*What you should do*: Identify, in the records below, every line where the string "JSON" appears, and copy each such line.

*Input rows*:
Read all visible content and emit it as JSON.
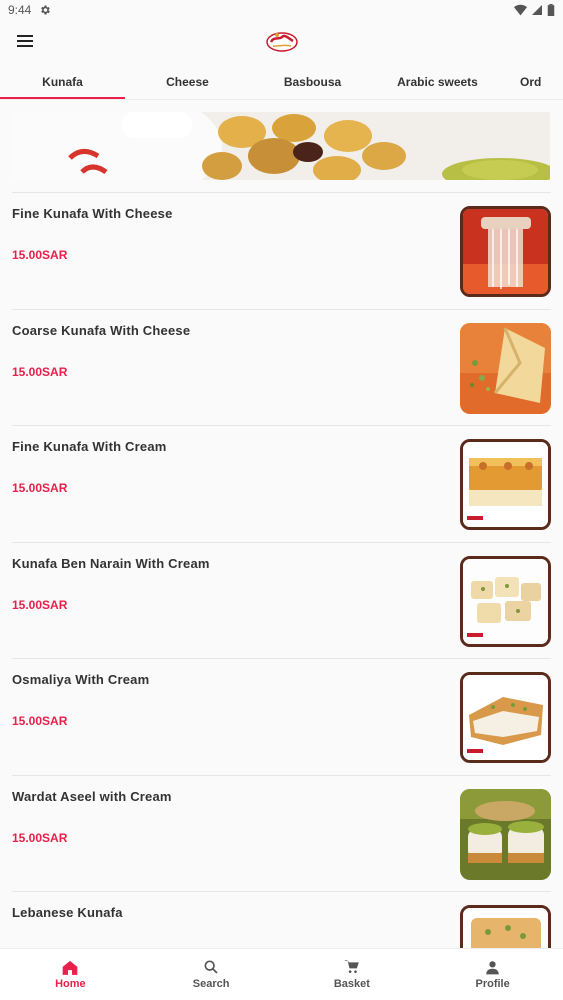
{
  "status": {
    "time": "9:44"
  },
  "colors": {
    "accent": "#e8204a",
    "text": "#333333",
    "background": "#fafafa"
  },
  "tabs": [
    {
      "label": "Kunafa",
      "active": true
    },
    {
      "label": "Cheese"
    },
    {
      "label": "Basbousa"
    },
    {
      "label": "Arabic sweets"
    },
    {
      "label": "Ord"
    }
  ],
  "products": [
    {
      "name": "Fine Kunafa With Cheese",
      "price": "15.00SAR"
    },
    {
      "name": "Coarse Kunafa With Cheese",
      "price": "15.00SAR"
    },
    {
      "name": "Fine Kunafa With Cream",
      "price": "15.00SAR"
    },
    {
      "name": "Kunafa Ben Narain With Cream",
      "price": "15.00SAR"
    },
    {
      "name": "Osmaliya With Cream",
      "price": "15.00SAR"
    },
    {
      "name": "Wardat Aseel with Cream",
      "price": "15.00SAR"
    },
    {
      "name": "Lebanese Kunafa",
      "price": ""
    }
  ],
  "nav": [
    {
      "label": "Home",
      "icon": "home-icon",
      "active": true
    },
    {
      "label": "Search",
      "icon": "search-icon"
    },
    {
      "label": "Basket",
      "icon": "cart-icon"
    },
    {
      "label": "Profile",
      "icon": "profile-icon"
    }
  ]
}
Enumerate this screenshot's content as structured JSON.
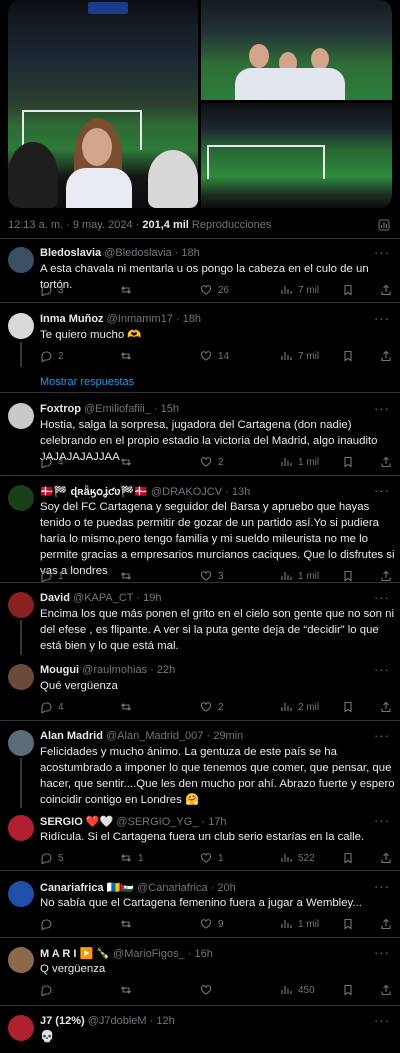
{
  "tweet": {
    "time": "12:13 a. m.",
    "sep": "·",
    "date": "9 may. 2024",
    "views_count": "201,4 mil",
    "views_label": "Reproducciones"
  },
  "replies": [
    {
      "name": "Bledoslavia",
      "handle": "@Bledoslavia",
      "age": "· 18h",
      "text": "A esta chavala ni mentarla u os pongo la cabeza en el culo de un tortón.",
      "replies": "3",
      "retweets": "",
      "likes": "26",
      "views": "7 mil",
      "avatar_color": "#3a4f63"
    },
    {
      "name": "Inma Muñoz",
      "handle": "@Inmamm17",
      "age": "· 18h",
      "text": "Te quiero mucho 🫶",
      "replies": "2",
      "retweets": "",
      "likes": "14",
      "views": "7 mil",
      "avatar_color": "#d9d9d9"
    },
    {
      "name": "Foxtrop",
      "handle": "@Emiliofafiii_",
      "age": "· 15h",
      "text": "Hostia, salga la sorpresa, jugadora del Cartagena (don nadie) celebrando en el propio estadio la victoria del Madrid, algo inaudito JAJAJAJAJJAA",
      "replies": "4",
      "retweets": "",
      "likes": "2",
      "views": "1 mil",
      "avatar_color": "#c9c9c9"
    },
    {
      "name": "🇩🇰🏁 ɖʀǟӄօʝƈʋ🏁🇩🇰",
      "handle": "@DRAKOJCV",
      "age": "· 13h",
      "text": "Soy del FC Cartagena y seguidor del Barsa y apruebo que hayas tenido o te puedas permitir de gozar de un partido así.Yo si pudiera haría lo mismo,pero tengo familia y mi sueldo mileurista no me lo permite gracias a empresarios murcianos caciques. Que lo disfrutes si vas a londres",
      "replies": "1",
      "retweets": "",
      "likes": "3",
      "views": "1 mil",
      "avatar_color": "#1a3d1a"
    },
    {
      "name": "David",
      "handle": "@KAPA_CT",
      "age": "· 19h",
      "text": "Encima los que más ponen el grito en el cielo son gente que no son ni del efese , es flipante. A ver si la puta gente deja de “decidir” lo que está bien y lo que está mal.",
      "replies": "",
      "retweets": "",
      "likes": "",
      "views": "",
      "avatar_color": "#8b2020"
    },
    {
      "name": "Mougui",
      "handle": "@raulmohias",
      "age": "· 22h",
      "text": "Qué vergüenza",
      "replies": "4",
      "retweets": "",
      "likes": "2",
      "views": "2 mil",
      "avatar_color": "#6b4a3a"
    },
    {
      "name": "Alan Madrid",
      "handle": "@Alan_Madrid_007",
      "age": "· 29min",
      "text": "Felicidades y mucho ánimo. La gentuza de este país se ha acostumbrado a imponer lo que tenemos que comer, que pensar, que hacer, que sentir....Que les den mucho por ahí. Abrazo fuerte y espero coincidir contigo en Londres 🤗",
      "replies": "",
      "retweets": "",
      "likes": "",
      "views": "",
      "avatar_color": "#5a6b7a"
    },
    {
      "name": "SERGIO ❤️🤍",
      "handle": "@SERGIO_YG_",
      "age": "· 17h",
      "text": "Ridícula. Si el Cartagena fuera un club serio estarías en la calle.",
      "replies": "5",
      "retweets": "1",
      "likes": "1",
      "views": "522",
      "avatar_color": "#b02030"
    },
    {
      "name": "Canariafrica 🇮🇨🇪🇭",
      "handle": "@Canariafrica",
      "age": "· 20h",
      "text": "No sabía que el Cartagena femenino fuera a jugar a Wembley...",
      "replies": "",
      "retweets": "",
      "likes": "9",
      "views": "1 mil",
      "avatar_color": "#1f4fa8"
    },
    {
      "name": "M A R I ▶️ 🍾",
      "handle": "@MarioFigos_",
      "age": "· 16h",
      "text": "Q vergüenza",
      "replies": "",
      "retweets": "",
      "likes": "",
      "views": "450",
      "avatar_color": "#8a6a4a"
    },
    {
      "name": "J7 (12%)",
      "handle": "@J7dobleM",
      "age": "· 12h",
      "text": "💀",
      "replies": "",
      "retweets": "",
      "likes": "",
      "views": "",
      "avatar_color": "#b02030"
    }
  ],
  "show_replies": "Mostrar respuestas",
  "more_glyph": "···",
  "icons": [
    "reply-icon",
    "retweet-icon",
    "like-icon",
    "views-icon",
    "bookmark-icon",
    "share-icon"
  ]
}
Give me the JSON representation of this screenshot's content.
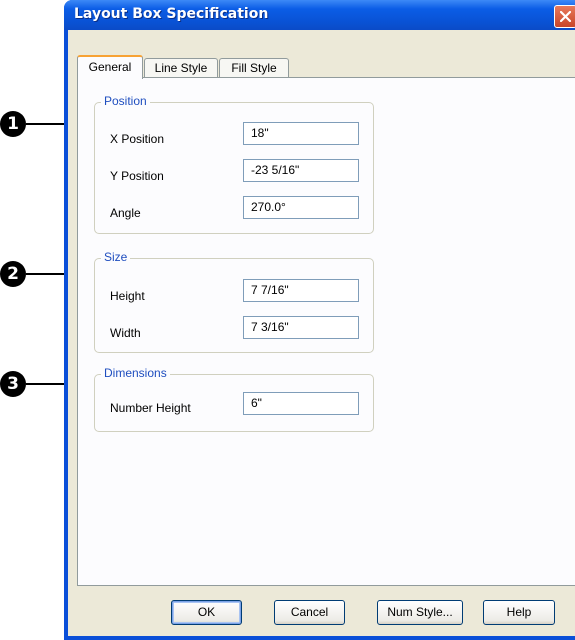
{
  "window": {
    "title": "Layout Box Specification",
    "close_glyph": "close-icon"
  },
  "tabs": [
    {
      "label": "General",
      "active": true
    },
    {
      "label": "Line Style",
      "active": false
    },
    {
      "label": "Fill Style",
      "active": false
    }
  ],
  "position": {
    "legend": "Position",
    "x_label": "X Position",
    "x_value": "18\"",
    "y_label": "Y Position",
    "y_value": "-23 5/16\"",
    "angle_label": "Angle",
    "angle_value": "270.0°"
  },
  "size": {
    "legend": "Size",
    "height_label": "Height",
    "height_value": "7 7/16\"",
    "width_label": "Width",
    "width_value": "7 3/16\""
  },
  "dimensions": {
    "legend": "Dimensions",
    "number_height_label": "Number Height",
    "number_height_value": "6\""
  },
  "buttons": {
    "ok": "OK",
    "cancel": "Cancel",
    "num_style": "Num Style...",
    "help": "Help"
  },
  "callouts": [
    "1",
    "2",
    "3"
  ],
  "colors": {
    "title_bar": "#0a4fd8",
    "group_label": "#1f4ebf",
    "dialog_face": "#ece9d8",
    "tab_highlight": "#f7a234"
  }
}
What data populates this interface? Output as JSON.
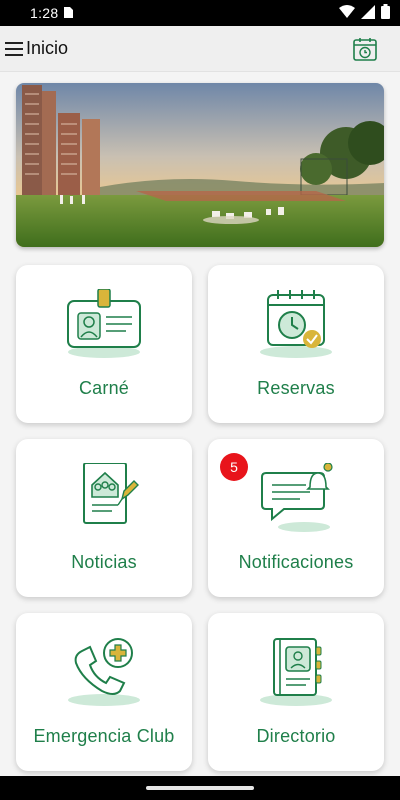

*Full output*:
Read all visible content and emit it as JSON.
Enumerate this screenshot's content as structured JSON.
Give me the JSON representation of this screenshot's content.
What data populates this interface? Output as JSON.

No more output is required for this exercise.